EXERCISE DETAILS: Each record needs to be echoed exactly; can you do that?
* Start LISTING *
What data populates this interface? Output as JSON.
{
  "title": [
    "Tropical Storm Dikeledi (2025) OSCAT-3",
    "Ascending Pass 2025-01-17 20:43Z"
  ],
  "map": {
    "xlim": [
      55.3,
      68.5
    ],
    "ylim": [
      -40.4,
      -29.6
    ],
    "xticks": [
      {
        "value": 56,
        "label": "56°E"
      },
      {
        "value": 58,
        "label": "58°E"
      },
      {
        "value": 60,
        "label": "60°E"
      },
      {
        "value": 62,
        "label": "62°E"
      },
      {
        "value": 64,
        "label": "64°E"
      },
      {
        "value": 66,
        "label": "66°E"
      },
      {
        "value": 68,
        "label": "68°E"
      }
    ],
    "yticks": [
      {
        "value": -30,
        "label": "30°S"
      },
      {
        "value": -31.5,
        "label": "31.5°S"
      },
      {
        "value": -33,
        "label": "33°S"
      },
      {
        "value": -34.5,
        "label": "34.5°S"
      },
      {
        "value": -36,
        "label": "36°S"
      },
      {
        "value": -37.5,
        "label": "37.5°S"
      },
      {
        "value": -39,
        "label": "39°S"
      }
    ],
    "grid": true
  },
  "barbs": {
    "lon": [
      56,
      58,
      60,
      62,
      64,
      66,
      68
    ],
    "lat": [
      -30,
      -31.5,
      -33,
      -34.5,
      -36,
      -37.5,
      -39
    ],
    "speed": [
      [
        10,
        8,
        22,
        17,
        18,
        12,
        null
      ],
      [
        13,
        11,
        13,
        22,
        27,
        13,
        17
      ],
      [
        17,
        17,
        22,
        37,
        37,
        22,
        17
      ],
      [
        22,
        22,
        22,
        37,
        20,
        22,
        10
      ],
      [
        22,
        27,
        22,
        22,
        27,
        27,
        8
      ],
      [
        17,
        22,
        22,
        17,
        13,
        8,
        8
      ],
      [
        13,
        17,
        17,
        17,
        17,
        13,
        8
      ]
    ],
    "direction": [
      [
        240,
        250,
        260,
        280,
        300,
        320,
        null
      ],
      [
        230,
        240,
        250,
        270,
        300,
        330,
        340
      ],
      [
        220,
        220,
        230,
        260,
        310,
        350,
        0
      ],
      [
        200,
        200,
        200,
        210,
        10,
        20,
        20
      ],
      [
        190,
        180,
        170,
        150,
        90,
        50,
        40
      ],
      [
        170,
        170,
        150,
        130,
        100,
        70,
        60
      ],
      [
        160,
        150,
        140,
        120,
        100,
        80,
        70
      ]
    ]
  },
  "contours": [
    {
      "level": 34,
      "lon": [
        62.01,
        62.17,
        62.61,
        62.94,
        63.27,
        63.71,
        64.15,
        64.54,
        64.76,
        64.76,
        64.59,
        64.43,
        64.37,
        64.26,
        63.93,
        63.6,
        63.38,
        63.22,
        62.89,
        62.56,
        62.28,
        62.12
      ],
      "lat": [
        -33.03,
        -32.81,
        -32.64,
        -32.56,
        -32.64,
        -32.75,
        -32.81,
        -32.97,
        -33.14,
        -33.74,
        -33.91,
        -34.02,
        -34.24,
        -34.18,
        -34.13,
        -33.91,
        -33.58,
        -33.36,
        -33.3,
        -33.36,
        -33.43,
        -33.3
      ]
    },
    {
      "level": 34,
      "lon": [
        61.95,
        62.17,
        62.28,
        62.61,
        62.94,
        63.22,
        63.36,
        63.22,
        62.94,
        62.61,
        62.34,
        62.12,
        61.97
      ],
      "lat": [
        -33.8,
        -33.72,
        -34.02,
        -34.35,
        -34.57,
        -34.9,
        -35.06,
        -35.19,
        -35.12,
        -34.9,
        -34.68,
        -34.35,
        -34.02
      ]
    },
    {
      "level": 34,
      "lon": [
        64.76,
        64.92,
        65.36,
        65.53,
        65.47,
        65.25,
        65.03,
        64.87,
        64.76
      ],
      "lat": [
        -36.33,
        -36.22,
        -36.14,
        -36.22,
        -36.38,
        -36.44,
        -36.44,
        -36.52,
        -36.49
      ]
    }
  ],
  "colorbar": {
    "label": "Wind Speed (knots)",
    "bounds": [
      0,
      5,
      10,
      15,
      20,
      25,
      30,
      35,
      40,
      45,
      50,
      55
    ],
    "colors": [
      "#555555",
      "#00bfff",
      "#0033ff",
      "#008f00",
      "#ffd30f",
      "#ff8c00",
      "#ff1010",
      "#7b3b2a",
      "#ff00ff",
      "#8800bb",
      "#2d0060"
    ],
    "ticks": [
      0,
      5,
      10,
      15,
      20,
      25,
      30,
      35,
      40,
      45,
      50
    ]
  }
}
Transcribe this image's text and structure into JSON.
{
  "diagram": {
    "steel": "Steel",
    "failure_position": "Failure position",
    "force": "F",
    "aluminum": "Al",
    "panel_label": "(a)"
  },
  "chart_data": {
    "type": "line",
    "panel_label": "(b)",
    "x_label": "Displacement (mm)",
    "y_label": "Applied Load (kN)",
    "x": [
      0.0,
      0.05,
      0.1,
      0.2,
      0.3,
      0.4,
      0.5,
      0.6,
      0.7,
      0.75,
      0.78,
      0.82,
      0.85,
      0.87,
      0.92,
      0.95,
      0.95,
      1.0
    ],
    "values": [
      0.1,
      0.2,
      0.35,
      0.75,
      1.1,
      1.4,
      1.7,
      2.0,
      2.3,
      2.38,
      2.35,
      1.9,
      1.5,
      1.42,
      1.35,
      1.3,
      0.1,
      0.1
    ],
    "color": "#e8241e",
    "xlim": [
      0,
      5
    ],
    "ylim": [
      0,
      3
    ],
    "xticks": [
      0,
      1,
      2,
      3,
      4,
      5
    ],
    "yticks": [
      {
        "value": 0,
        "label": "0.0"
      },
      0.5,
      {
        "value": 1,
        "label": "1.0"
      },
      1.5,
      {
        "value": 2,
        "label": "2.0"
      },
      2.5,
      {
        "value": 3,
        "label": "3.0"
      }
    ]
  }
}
* End LISTING *
WRITTEN SOLUTION:
What data populates this interface? Output as JSON.
{
  "title": [
    "Tropical Storm Dikeledi (2025) OSCAT-3",
    "Ascending Pass 2025-01-17 20:43Z"
  ],
  "map": {
    "xlim": [
      55.3,
      68.5
    ],
    "ylim": [
      -40.4,
      -29.6
    ],
    "xticks": [
      {
        "value": 56,
        "label": "56°E"
      },
      {
        "value": 58,
        "label": "58°E"
      },
      {
        "value": 60,
        "label": "60°E"
      },
      {
        "value": 62,
        "label": "62°E"
      },
      {
        "value": 64,
        "label": "64°E"
      },
      {
        "value": 66,
        "label": "66°E"
      },
      {
        "value": 68,
        "label": "68°E"
      }
    ],
    "yticks": [
      {
        "value": -30,
        "label": "30°S"
      },
      {
        "value": -31.5,
        "label": "31.5°S"
      },
      {
        "value": -33,
        "label": "33°S"
      },
      {
        "value": -34.5,
        "label": "34.5°S"
      },
      {
        "value": -36,
        "label": "36°S"
      },
      {
        "value": -37.5,
        "label": "37.5°S"
      },
      {
        "value": -39,
        "label": "39°S"
      }
    ],
    "grid": true
  },
  "barbs": {
    "lon": [
      56,
      58,
      60,
      62,
      64,
      66,
      68
    ],
    "lat": [
      -30,
      -31.5,
      -33,
      -34.5,
      -36,
      -37.5,
      -39
    ],
    "speed": [
      [
        10,
        8,
        22,
        17,
        18,
        12,
        null
      ],
      [
        13,
        11,
        13,
        22,
        27,
        13,
        17
      ],
      [
        17,
        17,
        22,
        37,
        37,
        22,
        17
      ],
      [
        22,
        22,
        22,
        37,
        20,
        22,
        10
      ],
      [
        22,
        27,
        22,
        22,
        27,
        27,
        8
      ],
      [
        17,
        22,
        22,
        17,
        13,
        8,
        8
      ],
      [
        13,
        17,
        17,
        17,
        17,
        13,
        8
      ]
    ],
    "direction": [
      [
        240,
        250,
        260,
        280,
        300,
        320,
        null
      ],
      [
        230,
        240,
        250,
        270,
        300,
        330,
        340
      ],
      [
        220,
        220,
        230,
        260,
        310,
        350,
        0
      ],
      [
        200,
        200,
        200,
        210,
        10,
        20,
        20
      ],
      [
        190,
        180,
        170,
        150,
        90,
        50,
        40
      ],
      [
        170,
        170,
        150,
        130,
        100,
        70,
        60
      ],
      [
        160,
        150,
        140,
        120,
        100,
        80,
        70
      ]
    ]
  },
  "contours": [
    {
      "level": 34,
      "lon": [
        62.01,
        62.17,
        62.61,
        62.94,
        63.27,
        63.71,
        64.15,
        64.54,
        64.76,
        64.76,
        64.59,
        64.43,
        64.37,
        64.26,
        63.93,
        63.6,
        63.38,
        63.22,
        62.89,
        62.56,
        62.28,
        62.12
      ],
      "lat": [
        -33.03,
        -32.81,
        -32.64,
        -32.56,
        -32.64,
        -32.75,
        -32.81,
        -32.97,
        -33.14,
        -33.74,
        -33.91,
        -34.02,
        -34.24,
        -34.18,
        -34.13,
        -33.91,
        -33.58,
        -33.36,
        -33.3,
        -33.36,
        -33.43,
        -33.3
      ]
    },
    {
      "level": 34,
      "lon": [
        61.95,
        62.17,
        62.28,
        62.61,
        62.94,
        63.22,
        63.36,
        63.22,
        62.94,
        62.61,
        62.34,
        62.12,
        61.97
      ],
      "lat": [
        -33.8,
        -33.72,
        -34.02,
        -34.35,
        -34.57,
        -34.9,
        -35.06,
        -35.19,
        -35.12,
        -34.9,
        -34.68,
        -34.35,
        -34.02
      ]
    },
    {
      "level": 34,
      "lon": [
        64.76,
        64.92,
        65.36,
        65.53,
        65.47,
        65.25,
        65.03,
        64.87,
        64.76
      ],
      "lat": [
        -36.33,
        -36.22,
        -36.14,
        -36.22,
        -36.38,
        -36.44,
        -36.44,
        -36.52,
        -36.49
      ]
    }
  ],
  "colorbar": {
    "label": "Wind Speed (knots)",
    "bounds": [
      0,
      5,
      10,
      15,
      20,
      25,
      30,
      35,
      40,
      45,
      50,
      55
    ],
    "colors": [
      "#555555",
      "#00bfff",
      "#0033ff",
      "#008f00",
      "#ffd30f",
      "#ff8c00",
      "#ff1010",
      "#7b3b2a",
      "#ff00ff",
      "#8800bb",
      "#2d0060"
    ],
    "ticks": [
      0,
      5,
      10,
      15,
      20,
      25,
      30,
      35,
      40,
      45,
      50
    ]
  }
}
Transcribe this image's text and structure into JSON.
{
  "diagram": {
    "steel": "Steel",
    "failure_position": "Failure position",
    "force": "F",
    "aluminum": "Al",
    "panel_label": "(a)"
  },
  "chart_data": {
    "type": "line",
    "panel_label": "(b)",
    "x_label": "Displacement (mm)",
    "y_label": "Applied Load (kN)",
    "x": [
      0.0,
      0.05,
      0.1,
      0.2,
      0.3,
      0.4,
      0.5,
      0.6,
      0.7,
      0.75,
      0.78,
      0.82,
      0.85,
      0.87,
      0.92,
      0.95,
      0.95,
      1.0
    ],
    "values": [
      0.1,
      0.2,
      0.35,
      0.75,
      1.1,
      1.4,
      1.7,
      2.0,
      2.3,
      2.38,
      2.35,
      1.9,
      1.5,
      1.42,
      1.35,
      1.3,
      0.1,
      0.1
    ],
    "color": "#e8241e",
    "xlim": [
      0,
      5
    ],
    "ylim": [
      0,
      3
    ],
    "xticks": [
      0,
      1,
      2,
      3,
      4,
      5
    ],
    "yticks": [
      {
        "value": 0,
        "label": "0.0"
      },
      0.5,
      {
        "value": 1,
        "label": "1.0"
      },
      1.5,
      {
        "value": 2,
        "label": "2.0"
      },
      2.5,
      {
        "value": 3,
        "label": "3.0"
      }
    ]
  }
}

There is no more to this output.